** Start **
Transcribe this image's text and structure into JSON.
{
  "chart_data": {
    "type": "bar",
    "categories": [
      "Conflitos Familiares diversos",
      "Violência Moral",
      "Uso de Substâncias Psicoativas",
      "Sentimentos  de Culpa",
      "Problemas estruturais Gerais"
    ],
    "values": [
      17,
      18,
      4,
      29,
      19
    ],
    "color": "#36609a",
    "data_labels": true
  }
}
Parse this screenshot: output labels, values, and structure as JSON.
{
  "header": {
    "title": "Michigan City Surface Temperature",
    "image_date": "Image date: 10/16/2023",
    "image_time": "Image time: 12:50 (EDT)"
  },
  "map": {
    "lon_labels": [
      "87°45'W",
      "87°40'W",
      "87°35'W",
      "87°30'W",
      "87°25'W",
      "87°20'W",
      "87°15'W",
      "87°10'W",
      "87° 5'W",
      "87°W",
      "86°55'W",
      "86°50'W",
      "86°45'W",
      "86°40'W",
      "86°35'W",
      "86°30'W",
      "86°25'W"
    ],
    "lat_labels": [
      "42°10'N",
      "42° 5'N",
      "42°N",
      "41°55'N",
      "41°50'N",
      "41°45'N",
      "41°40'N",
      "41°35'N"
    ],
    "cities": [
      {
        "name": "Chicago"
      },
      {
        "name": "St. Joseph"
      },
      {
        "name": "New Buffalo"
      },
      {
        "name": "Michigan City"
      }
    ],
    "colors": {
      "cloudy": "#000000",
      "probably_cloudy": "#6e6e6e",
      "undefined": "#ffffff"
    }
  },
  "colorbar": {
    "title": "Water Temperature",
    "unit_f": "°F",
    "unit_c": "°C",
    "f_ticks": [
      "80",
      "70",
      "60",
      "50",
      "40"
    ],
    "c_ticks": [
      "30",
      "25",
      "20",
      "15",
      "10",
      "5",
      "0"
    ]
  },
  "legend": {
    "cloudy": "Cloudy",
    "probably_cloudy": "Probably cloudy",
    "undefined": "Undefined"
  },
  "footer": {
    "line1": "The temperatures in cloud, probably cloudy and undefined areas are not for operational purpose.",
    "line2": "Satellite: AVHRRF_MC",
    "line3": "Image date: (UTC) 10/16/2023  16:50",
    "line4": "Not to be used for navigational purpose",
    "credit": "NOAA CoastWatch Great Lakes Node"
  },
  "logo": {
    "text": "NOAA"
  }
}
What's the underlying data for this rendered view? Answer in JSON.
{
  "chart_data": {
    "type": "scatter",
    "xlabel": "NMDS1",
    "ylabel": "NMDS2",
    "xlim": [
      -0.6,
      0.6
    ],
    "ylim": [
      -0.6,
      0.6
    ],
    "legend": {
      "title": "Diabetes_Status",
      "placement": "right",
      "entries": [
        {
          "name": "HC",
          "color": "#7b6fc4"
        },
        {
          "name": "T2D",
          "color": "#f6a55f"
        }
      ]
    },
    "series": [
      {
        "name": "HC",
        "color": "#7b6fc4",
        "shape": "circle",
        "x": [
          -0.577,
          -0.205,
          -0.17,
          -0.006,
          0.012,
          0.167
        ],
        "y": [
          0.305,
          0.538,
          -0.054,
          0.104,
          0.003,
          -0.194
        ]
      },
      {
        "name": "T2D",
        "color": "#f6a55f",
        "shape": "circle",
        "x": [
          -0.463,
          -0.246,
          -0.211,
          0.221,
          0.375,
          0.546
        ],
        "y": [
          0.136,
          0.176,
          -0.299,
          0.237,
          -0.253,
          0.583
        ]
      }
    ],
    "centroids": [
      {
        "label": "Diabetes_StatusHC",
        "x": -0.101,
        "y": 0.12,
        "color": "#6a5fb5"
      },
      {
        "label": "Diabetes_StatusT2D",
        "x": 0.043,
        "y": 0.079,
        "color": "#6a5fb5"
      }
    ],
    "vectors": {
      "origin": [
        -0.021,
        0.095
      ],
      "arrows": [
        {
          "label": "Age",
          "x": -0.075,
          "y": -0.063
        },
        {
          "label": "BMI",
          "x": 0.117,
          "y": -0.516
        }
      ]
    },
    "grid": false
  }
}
** End **
Task instructions: Every entry needs to be retyped exactly.

The result:
Transcribe this image's text and structure into JSON.
{
  "chart_data": {
    "type": "bar",
    "categories": [
      "Conflitos Familiares diversos",
      "Violência Moral",
      "Uso de Substâncias Psicoativas",
      "Sentimentos  de Culpa",
      "Problemas estruturais Gerais"
    ],
    "values": [
      17,
      18,
      4,
      29,
      19
    ],
    "color": "#36609a",
    "data_labels": true
  }
}
Parse this screenshot: output labels, values, and structure as JSON.
{
  "header": {
    "title": "Michigan City Surface Temperature",
    "image_date": "Image date: 10/16/2023",
    "image_time": "Image time: 12:50 (EDT)"
  },
  "map": {
    "lon_labels": [
      "87°45'W",
      "87°40'W",
      "87°35'W",
      "87°30'W",
      "87°25'W",
      "87°20'W",
      "87°15'W",
      "87°10'W",
      "87° 5'W",
      "87°W",
      "86°55'W",
      "86°50'W",
      "86°45'W",
      "86°40'W",
      "86°35'W",
      "86°30'W",
      "86°25'W"
    ],
    "lat_labels": [
      "42°10'N",
      "42° 5'N",
      "42°N",
      "41°55'N",
      "41°50'N",
      "41°45'N",
      "41°40'N",
      "41°35'N"
    ],
    "cities": [
      {
        "name": "Chicago"
      },
      {
        "name": "St. Joseph"
      },
      {
        "name": "New Buffalo"
      },
      {
        "name": "Michigan City"
      }
    ],
    "colors": {
      "cloudy": "#000000",
      "probably_cloudy": "#6e6e6e",
      "undefined": "#ffffff"
    }
  },
  "colorbar": {
    "title": "Water Temperature",
    "unit_f": "°F",
    "unit_c": "°C",
    "f_ticks": [
      "80",
      "70",
      "60",
      "50",
      "40"
    ],
    "c_ticks": [
      "30",
      "25",
      "20",
      "15",
      "10",
      "5",
      "0"
    ]
  },
  "legend": {
    "cloudy": "Cloudy",
    "probably_cloudy": "Probably cloudy",
    "undefined": "Undefined"
  },
  "footer": {
    "line1": "The temperatures in cloud, probably cloudy and undefined areas are not for operational purpose.",
    "line2": "Satellite: AVHRRF_MC",
    "line3": "Image date: (UTC) 10/16/2023  16:50",
    "line4": "Not to be used for navigational purpose",
    "credit": "NOAA CoastWatch Great Lakes Node"
  },
  "logo": {
    "text": "NOAA"
  }
}
What's the underlying data for this rendered view? Answer in JSON.
{
  "chart_data": {
    "type": "scatter",
    "xlabel": "NMDS1",
    "ylabel": "NMDS2",
    "xlim": [
      -0.6,
      0.6
    ],
    "ylim": [
      -0.6,
      0.6
    ],
    "legend": {
      "title": "Diabetes_Status",
      "placement": "right",
      "entries": [
        {
          "name": "HC",
          "color": "#7b6fc4"
        },
        {
          "name": "T2D",
          "color": "#f6a55f"
        }
      ]
    },
    "series": [
      {
        "name": "HC",
        "color": "#7b6fc4",
        "shape": "circle",
        "x": [
          -0.577,
          -0.205,
          -0.17,
          -0.006,
          0.012,
          0.167
        ],
        "y": [
          0.305,
          0.538,
          -0.054,
          0.104,
          0.003,
          -0.194
        ]
      },
      {
        "name": "T2D",
        "color": "#f6a55f",
        "shape": "circle",
        "x": [
          -0.463,
          -0.246,
          -0.211,
          0.221,
          0.375,
          0.546
        ],
        "y": [
          0.136,
          0.176,
          -0.299,
          0.237,
          -0.253,
          0.583
        ]
      }
    ],
    "centroids": [
      {
        "label": "Diabetes_StatusHC",
        "x": -0.101,
        "y": 0.12,
        "color": "#6a5fb5"
      },
      {
        "label": "Diabetes_StatusT2D",
        "x": 0.043,
        "y": 0.079,
        "color": "#6a5fb5"
      }
    ],
    "vectors": {
      "origin": [
        -0.021,
        0.095
      ],
      "arrows": [
        {
          "label": "Age",
          "x": -0.075,
          "y": -0.063
        },
        {
          "label": "BMI",
          "x": 0.117,
          "y": -0.516
        }
      ]
    },
    "grid": false
  }
}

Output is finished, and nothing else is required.